### The request
What is needed here is an exact copy of every entry.

### Record extracts
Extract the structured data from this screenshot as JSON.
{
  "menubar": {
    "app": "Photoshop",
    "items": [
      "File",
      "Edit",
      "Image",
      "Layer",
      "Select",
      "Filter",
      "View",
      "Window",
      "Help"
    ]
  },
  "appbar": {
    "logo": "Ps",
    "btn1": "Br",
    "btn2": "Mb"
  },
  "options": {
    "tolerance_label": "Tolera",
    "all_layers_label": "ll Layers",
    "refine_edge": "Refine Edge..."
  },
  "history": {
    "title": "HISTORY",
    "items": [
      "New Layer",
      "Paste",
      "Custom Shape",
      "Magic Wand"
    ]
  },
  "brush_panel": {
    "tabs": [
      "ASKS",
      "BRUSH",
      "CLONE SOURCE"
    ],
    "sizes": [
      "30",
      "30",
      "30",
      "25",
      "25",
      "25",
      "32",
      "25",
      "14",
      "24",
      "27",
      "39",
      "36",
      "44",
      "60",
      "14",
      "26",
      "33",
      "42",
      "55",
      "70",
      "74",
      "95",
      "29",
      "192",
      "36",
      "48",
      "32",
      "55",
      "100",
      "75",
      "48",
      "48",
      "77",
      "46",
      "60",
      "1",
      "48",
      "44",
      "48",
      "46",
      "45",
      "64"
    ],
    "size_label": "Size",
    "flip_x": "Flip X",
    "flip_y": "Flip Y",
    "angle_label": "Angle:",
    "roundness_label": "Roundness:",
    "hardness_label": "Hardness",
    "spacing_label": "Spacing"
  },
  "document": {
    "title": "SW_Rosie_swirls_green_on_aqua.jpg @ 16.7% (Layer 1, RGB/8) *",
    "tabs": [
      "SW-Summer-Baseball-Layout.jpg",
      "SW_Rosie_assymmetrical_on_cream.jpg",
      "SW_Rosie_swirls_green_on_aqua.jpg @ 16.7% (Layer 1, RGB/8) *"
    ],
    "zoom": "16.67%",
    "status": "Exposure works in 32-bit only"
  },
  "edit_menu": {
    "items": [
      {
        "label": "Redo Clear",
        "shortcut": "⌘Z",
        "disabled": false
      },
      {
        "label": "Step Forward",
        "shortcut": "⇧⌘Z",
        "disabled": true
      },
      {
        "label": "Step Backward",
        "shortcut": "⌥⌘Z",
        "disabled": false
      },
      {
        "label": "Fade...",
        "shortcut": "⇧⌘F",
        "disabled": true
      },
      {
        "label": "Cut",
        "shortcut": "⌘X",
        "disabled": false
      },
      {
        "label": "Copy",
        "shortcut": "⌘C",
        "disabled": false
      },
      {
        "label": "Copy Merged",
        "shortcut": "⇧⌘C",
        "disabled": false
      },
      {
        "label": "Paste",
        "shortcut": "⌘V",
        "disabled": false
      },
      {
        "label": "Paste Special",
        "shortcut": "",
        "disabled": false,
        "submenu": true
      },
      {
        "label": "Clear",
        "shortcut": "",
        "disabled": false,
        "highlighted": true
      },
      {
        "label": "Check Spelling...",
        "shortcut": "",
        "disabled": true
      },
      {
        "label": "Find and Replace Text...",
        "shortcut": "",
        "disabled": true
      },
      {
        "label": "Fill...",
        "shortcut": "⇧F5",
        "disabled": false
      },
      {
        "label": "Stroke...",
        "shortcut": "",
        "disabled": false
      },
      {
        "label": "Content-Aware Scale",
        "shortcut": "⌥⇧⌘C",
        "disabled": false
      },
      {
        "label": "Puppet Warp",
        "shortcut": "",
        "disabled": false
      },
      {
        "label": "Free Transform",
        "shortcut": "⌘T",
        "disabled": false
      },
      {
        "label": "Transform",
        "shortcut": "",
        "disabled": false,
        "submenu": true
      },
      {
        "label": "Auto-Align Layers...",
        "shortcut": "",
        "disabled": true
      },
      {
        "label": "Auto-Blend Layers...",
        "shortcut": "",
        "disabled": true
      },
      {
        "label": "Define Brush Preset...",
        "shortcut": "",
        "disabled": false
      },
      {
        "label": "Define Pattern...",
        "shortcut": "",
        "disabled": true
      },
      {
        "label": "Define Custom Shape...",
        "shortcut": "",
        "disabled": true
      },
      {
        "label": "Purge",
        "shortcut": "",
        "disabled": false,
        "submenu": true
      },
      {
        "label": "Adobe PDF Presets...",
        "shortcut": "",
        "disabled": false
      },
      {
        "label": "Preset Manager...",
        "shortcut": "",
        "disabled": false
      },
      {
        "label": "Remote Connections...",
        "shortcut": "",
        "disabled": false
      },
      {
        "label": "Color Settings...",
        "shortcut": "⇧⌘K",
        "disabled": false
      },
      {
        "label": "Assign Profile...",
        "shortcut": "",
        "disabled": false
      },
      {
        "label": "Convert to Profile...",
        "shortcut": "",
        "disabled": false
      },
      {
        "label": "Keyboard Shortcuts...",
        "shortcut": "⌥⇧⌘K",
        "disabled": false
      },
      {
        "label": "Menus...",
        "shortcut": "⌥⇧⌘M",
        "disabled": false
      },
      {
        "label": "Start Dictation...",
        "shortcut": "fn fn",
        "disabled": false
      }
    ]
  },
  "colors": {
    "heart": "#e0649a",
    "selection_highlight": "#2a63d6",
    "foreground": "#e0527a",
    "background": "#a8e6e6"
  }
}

### Reply
Extract the structured data from this screenshot as JSON.
{
  "menubar": {
    "app": "Photoshop",
    "items": [
      "File",
      "Edit",
      "Image",
      "Layer",
      "Select",
      "Filter",
      "View",
      "Window",
      "Help"
    ]
  },
  "appbar": {
    "logo": "Ps",
    "btn1": "Br",
    "btn2": "Mb"
  },
  "options": {
    "tolerance_label": "Tolera",
    "all_layers_label": "ll Layers",
    "refine_edge": "Refine Edge..."
  },
  "history": {
    "title": "HISTORY",
    "items": [
      "New Layer",
      "Paste",
      "Custom Shape",
      "Magic Wand"
    ]
  },
  "brush_panel": {
    "tabs": [
      "ASKS",
      "BRUSH",
      "CLONE SOURCE"
    ],
    "sizes": [
      "30",
      "30",
      "30",
      "25",
      "25",
      "25",
      "32",
      "25",
      "14",
      "24",
      "27",
      "39",
      "36",
      "44",
      "60",
      "14",
      "26",
      "33",
      "42",
      "55",
      "70",
      "74",
      "95",
      "29",
      "192",
      "36",
      "48",
      "32",
      "55",
      "100",
      "75",
      "48",
      "48",
      "77",
      "46",
      "60",
      "1",
      "48",
      "44",
      "48",
      "46",
      "45",
      "64"
    ],
    "size_label": "Size",
    "flip_x": "Flip X",
    "flip_y": "Flip Y",
    "angle_label": "Angle:",
    "roundness_label": "Roundness:",
    "hardness_label": "Hardness",
    "spacing_label": "Spacing"
  },
  "document": {
    "title": "SW_Rosie_swirls_green_on_aqua.jpg @ 16.7% (Layer 1, RGB/8) *",
    "tabs": [
      "SW-Summer-Baseball-Layout.jpg",
      "SW_Rosie_assymmetrical_on_cream.jpg",
      "SW_Rosie_swirls_green_on_aqua.jpg @ 16.7% (Layer 1, RGB/8) *"
    ],
    "zoom": "16.67%",
    "status": "Exposure works in 32-bit only"
  },
  "edit_menu": {
    "items": [
      {
        "label": "Redo Clear",
        "shortcut": "⌘Z",
        "disabled": false
      },
      {
        "label": "Step Forward",
        "shortcut": "⇧⌘Z",
        "disabled": true
      },
      {
        "label": "Step Backward",
        "shortcut": "⌥⌘Z",
        "disabled": false
      },
      {
        "label": "Fade...",
        "shortcut": "⇧⌘F",
        "disabled": true
      },
      {
        "label": "Cut",
        "shortcut": "⌘X",
        "disabled": false
      },
      {
        "label": "Copy",
        "shortcut": "⌘C",
        "disabled": false
      },
      {
        "label": "Copy Merged",
        "shortcut": "⇧⌘C",
        "disabled": false
      },
      {
        "label": "Paste",
        "shortcut": "⌘V",
        "disabled": false
      },
      {
        "label": "Paste Special",
        "shortcut": "",
        "disabled": false,
        "submenu": true
      },
      {
        "label": "Clear",
        "shortcut": "",
        "disabled": false,
        "highlighted": true
      },
      {
        "label": "Check Spelling...",
        "shortcut": "",
        "disabled": true
      },
      {
        "label": "Find and Replace Text...",
        "shortcut": "",
        "disabled": true
      },
      {
        "label": "Fill...",
        "shortcut": "⇧F5",
        "disabled": false
      },
      {
        "label": "Stroke...",
        "shortcut": "",
        "disabled": false
      },
      {
        "label": "Content-Aware Scale",
        "shortcut": "⌥⇧⌘C",
        "disabled": false
      },
      {
        "label": "Puppet Warp",
        "shortcut": "",
        "disabled": false
      },
      {
        "label": "Free Transform",
        "shortcut": "⌘T",
        "disabled": false
      },
      {
        "label": "Transform",
        "shortcut": "",
        "disabled": false,
        "submenu": true
      },
      {
        "label": "Auto-Align Layers...",
        "shortcut": "",
        "disabled": true
      },
      {
        "label": "Auto-Blend Layers...",
        "shortcut": "",
        "disabled": true
      },
      {
        "label": "Define Brush Preset...",
        "shortcut": "",
        "disabled": false
      },
      {
        "label": "Define Pattern...",
        "shortcut": "",
        "disabled": true
      },
      {
        "label": "Define Custom Shape...",
        "shortcut": "",
        "disabled": true
      },
      {
        "label": "Purge",
        "shortcut": "",
        "disabled": false,
        "submenu": true
      },
      {
        "label": "Adobe PDF Presets...",
        "shortcut": "",
        "disabled": false
      },
      {
        "label": "Preset Manager...",
        "shortcut": "",
        "disabled": false
      },
      {
        "label": "Remote Connections...",
        "shortcut": "",
        "disabled": false
      },
      {
        "label": "Color Settings...",
        "shortcut": "⇧⌘K",
        "disabled": false
      },
      {
        "label": "Assign Profile...",
        "shortcut": "",
        "disabled": false
      },
      {
        "label": "Convert to Profile...",
        "shortcut": "",
        "disabled": false
      },
      {
        "label": "Keyboard Shortcuts...",
        "shortcut": "⌥⇧⌘K",
        "disabled": false
      },
      {
        "label": "Menus...",
        "shortcut": "⌥⇧⌘M",
        "disabled": false
      },
      {
        "label": "Start Dictation...",
        "shortcut": "fn fn",
        "disabled": false
      }
    ]
  },
  "colors": {
    "heart": "#e0649a",
    "selection_highlight": "#2a63d6",
    "foreground": "#e0527a",
    "background": "#a8e6e6"
  }
}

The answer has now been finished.